### DOCUMENT EXTRACT
━━━

Another one of my character flaws is that if learning doesn’t come easily to me, I get pretty frustrated, and, well… sometimes a little snippy. (Sorry about that, Tom and J and Kyle and all the visitors at closing day of SWAT.) Maybe I should have named this blog Frustrations of a Beginning Birder?
For example, I was trying to figure out if our very last bird of the SWAT 2008 season (Magnolia Warbler) was a hatch year bird, or maybe an adult female… I’m blowing on her belly to move the feathers around and I see new growth there – pin feathers that haven’t fully developed yet. So I say to J, “I see pin feathers. Does that mean it is a new bird? A hatch year bird?”
He replies, “How do you know it isn’t a female whose brood patch is growing back in?”

━━━

### PROBLEMS TO SOLVE
A) Answer these questions about the birding post:
(i) What alternative name for the blog does the writer propose?
(ii) Which species was the very last bird of the SWAT 2008 season?
(iii) What did the writer see on the bird's belly after blowing on it?
B) Duplicate the passage of the birding post from "Another one of" to "a Beginning Birder?" without any changes.

Bounding box annotations:
━━━

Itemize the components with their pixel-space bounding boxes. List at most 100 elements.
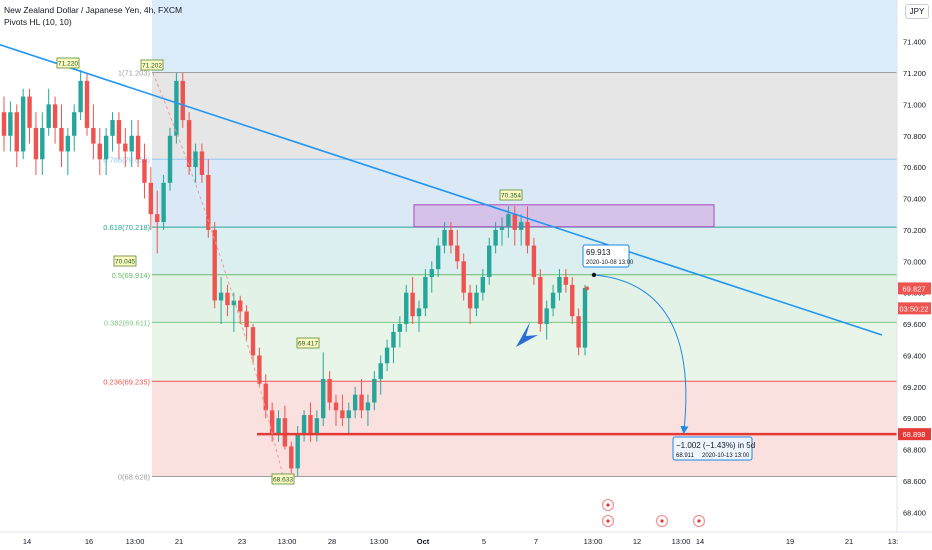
candle-body [525,222,530,246]
fib-band [152,227,897,275]
resistance-zone[interactable] [413,204,715,228]
candle-body [212,229,217,301]
candle-body [308,415,313,434]
time-tick-label: 13:00 [126,537,145,546]
candle-body [282,418,288,447]
time-tick-label: 28 [328,537,336,546]
price-tick-label: 70.000 [903,257,926,266]
time-tick-label: 21 [175,537,183,546]
candle-body [72,112,77,136]
event-marker-dot [660,519,664,523]
fibonacci-retracement[interactable]: 1(71.203) 0.786(70.650) 0.618(70.218) 0.5(6… [103,69,897,482]
candle-body [499,226,505,230]
fib-band [152,274,897,323]
candle-body [467,292,473,309]
candle-body [103,135,109,160]
currency-button[interactable]: JPY [905,4,929,19]
candle-body [78,80,83,113]
candle-body [327,378,332,403]
candle-body [193,151,198,168]
candle-body [257,355,262,384]
candle-body [199,151,205,175]
price-label-text: 03:50:22 [899,304,928,313]
upper-fib-area [152,0,897,73]
candle-body [410,292,415,317]
candle-body [429,269,434,277]
time-axis[interactable]: 14 16 13:00 21 23 13:00 28 13:00 Oct 5 7 13:00 12 13:… [0,531,932,550]
candle-body [263,383,268,411]
candle-body [391,331,396,348]
candle-body [276,418,281,434]
pivot-label: 69.417 [296,337,320,349]
pivot-label-text: 69.417 [298,341,318,348]
candle-body [27,96,32,128]
resistance-zone-box [413,204,715,228]
price-tick-label: 69.400 [903,351,926,360]
candle-body [570,284,575,317]
forecast-start-price: 69.913 [586,248,611,257]
time-tick-label: 14 [23,537,31,546]
candle-body [238,300,243,312]
candle-body [244,311,249,328]
candle-body [46,104,51,128]
forecast-end-price: 68.911 [676,453,695,459]
event-marker-dot [606,519,610,523]
pivot-label-box [113,255,137,267]
candle-body [91,127,96,144]
drawings[interactable]: 69.913 2020-10-08 13:00 −1.002 (−1.43%) in… [0,43,897,485]
candle-body [20,96,26,152]
candle-body [550,292,556,309]
candle-body [455,245,460,262]
pivot-label: 70.045 [113,255,137,267]
forecast-start-label: 69.913 2020-10-08 13:00 [582,244,634,268]
candle-body [404,292,409,325]
time-tick-label: 13:00 [672,537,691,546]
time-axis-background [0,532,932,550]
fib-band [152,322,897,382]
forecast-end-date: 2020-10-13 13:00 [702,453,750,459]
candle-body [531,245,537,277]
economic-events[interactable] [601,498,706,528]
pivot-label-box [499,189,523,201]
candle-body [123,143,128,152]
price-tick-label: 69.000 [903,414,926,423]
indicator-legend[interactable]: Pivots HL (10, 10) [4,17,72,27]
candle-body [289,446,294,469]
fib-band [152,72,897,160]
candle-body [518,222,524,230]
fib-band [152,381,897,477]
candle-body [59,127,64,152]
candle-body [474,292,479,309]
candle-body [321,378,326,419]
candle-body [506,214,511,227]
symbol-title[interactable]: New Zealand Dollar / Japanese Yen, 4h, F… [4,5,183,15]
event-marker-dot [606,503,610,507]
candles [1,69,588,477]
candle-body [544,308,549,325]
price-tick-label: 71.200 [903,69,926,78]
candle-body [557,276,562,293]
time-tick-label: 13:00 [584,537,603,546]
time-tick-label: 7 [534,537,538,546]
candle-body [206,174,211,230]
candle-body [14,112,19,152]
candle-body [135,135,141,160]
candle-body [538,276,543,325]
candle-body [397,324,403,332]
candle-body [180,80,185,121]
candle-body [448,229,454,246]
time-tick-label: Oct [417,537,430,546]
pivot-label-box [56,57,80,69]
pivot-label-text: 70.045 [115,259,135,266]
pivot-label-box [296,337,320,349]
candle-body [110,120,115,136]
pivot-label-text: 70.354 [501,193,521,200]
forecast-end-box [672,436,753,461]
price-tick-label: 69.200 [903,383,926,392]
price-axis[interactable]: 71.400 71.200 71.000 70.800 70.600 70.400 70.2… [896,0,932,550]
candle-body [1,112,7,136]
candle-body [148,182,154,215]
candle-body [576,316,581,348]
candle-body [365,402,371,411]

━━━

### ANSWER SET
A)
(i) Frustrations of a Beginning Birder
(ii) Magnolia Warbler
(iii) New growth: pin feathers that had not fully developed yet

B)
Another one of my character flaws is that if learning doesn’t come easily to me, I get pretty frustrated, and, well… sometimes a little snippy. (Sorry about that, Tom and J and Kyle and all the visitors at closing day of SWAT.) Maybe I should have named this blog Frustrations of a Beginning Birder?